TASK GOAL — Wherever the string "Zaposlene" appears in the listing, copy that line.

ROWS —
[start]

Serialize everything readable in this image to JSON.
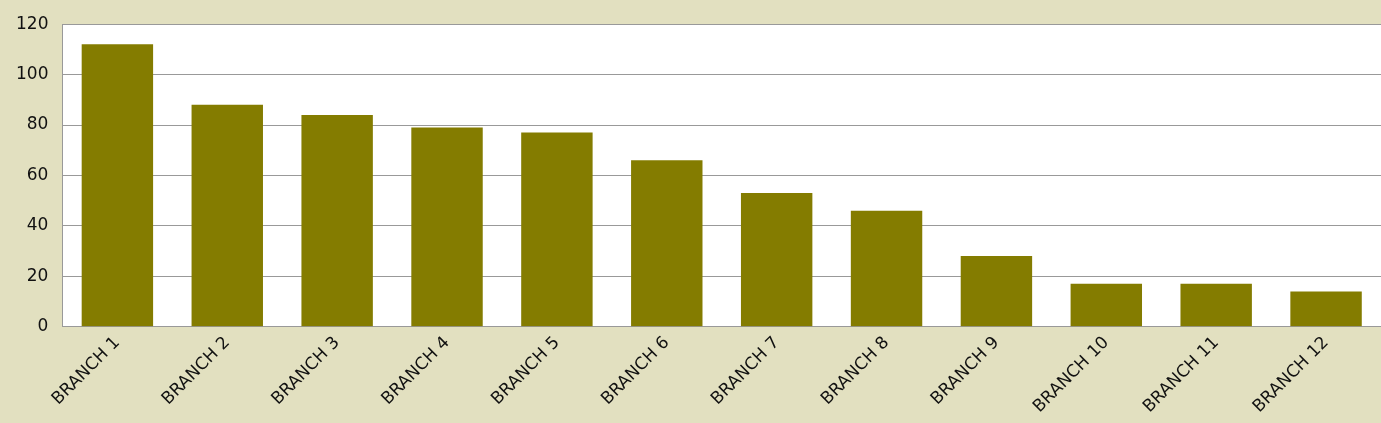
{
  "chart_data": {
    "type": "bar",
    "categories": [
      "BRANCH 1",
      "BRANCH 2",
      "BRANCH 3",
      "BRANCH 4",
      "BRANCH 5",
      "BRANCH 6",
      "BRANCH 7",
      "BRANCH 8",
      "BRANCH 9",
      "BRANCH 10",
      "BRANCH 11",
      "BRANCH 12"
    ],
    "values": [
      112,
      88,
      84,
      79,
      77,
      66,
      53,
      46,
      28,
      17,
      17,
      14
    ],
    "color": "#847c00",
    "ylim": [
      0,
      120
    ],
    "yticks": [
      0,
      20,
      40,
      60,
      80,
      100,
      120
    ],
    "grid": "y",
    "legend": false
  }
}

[end]
[start]

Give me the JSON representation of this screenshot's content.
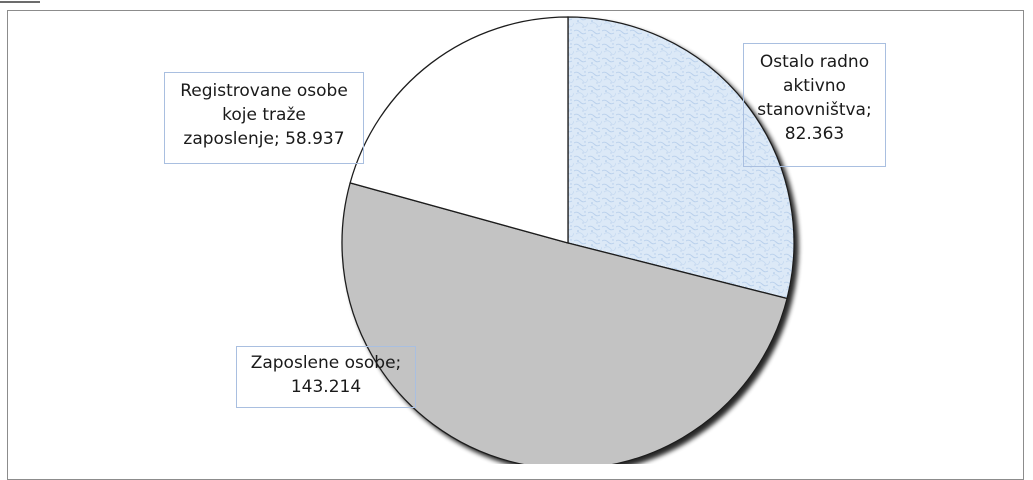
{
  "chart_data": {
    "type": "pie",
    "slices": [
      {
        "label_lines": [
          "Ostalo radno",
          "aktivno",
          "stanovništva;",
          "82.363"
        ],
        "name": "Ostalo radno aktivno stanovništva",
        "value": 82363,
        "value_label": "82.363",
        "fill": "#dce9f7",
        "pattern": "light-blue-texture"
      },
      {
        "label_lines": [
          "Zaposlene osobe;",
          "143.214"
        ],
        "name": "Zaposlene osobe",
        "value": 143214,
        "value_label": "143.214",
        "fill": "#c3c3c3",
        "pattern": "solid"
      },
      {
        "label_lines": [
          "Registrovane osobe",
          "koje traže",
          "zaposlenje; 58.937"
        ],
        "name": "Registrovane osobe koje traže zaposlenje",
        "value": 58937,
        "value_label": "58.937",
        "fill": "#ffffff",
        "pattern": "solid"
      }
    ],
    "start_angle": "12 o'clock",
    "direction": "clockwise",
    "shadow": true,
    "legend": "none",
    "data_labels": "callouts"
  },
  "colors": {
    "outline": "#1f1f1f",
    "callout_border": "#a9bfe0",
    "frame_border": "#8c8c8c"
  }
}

[end]

SOLUTION TO THE PROBLEM —
          "Zaposlene osobe;",
        "name": "Zaposlene osobe",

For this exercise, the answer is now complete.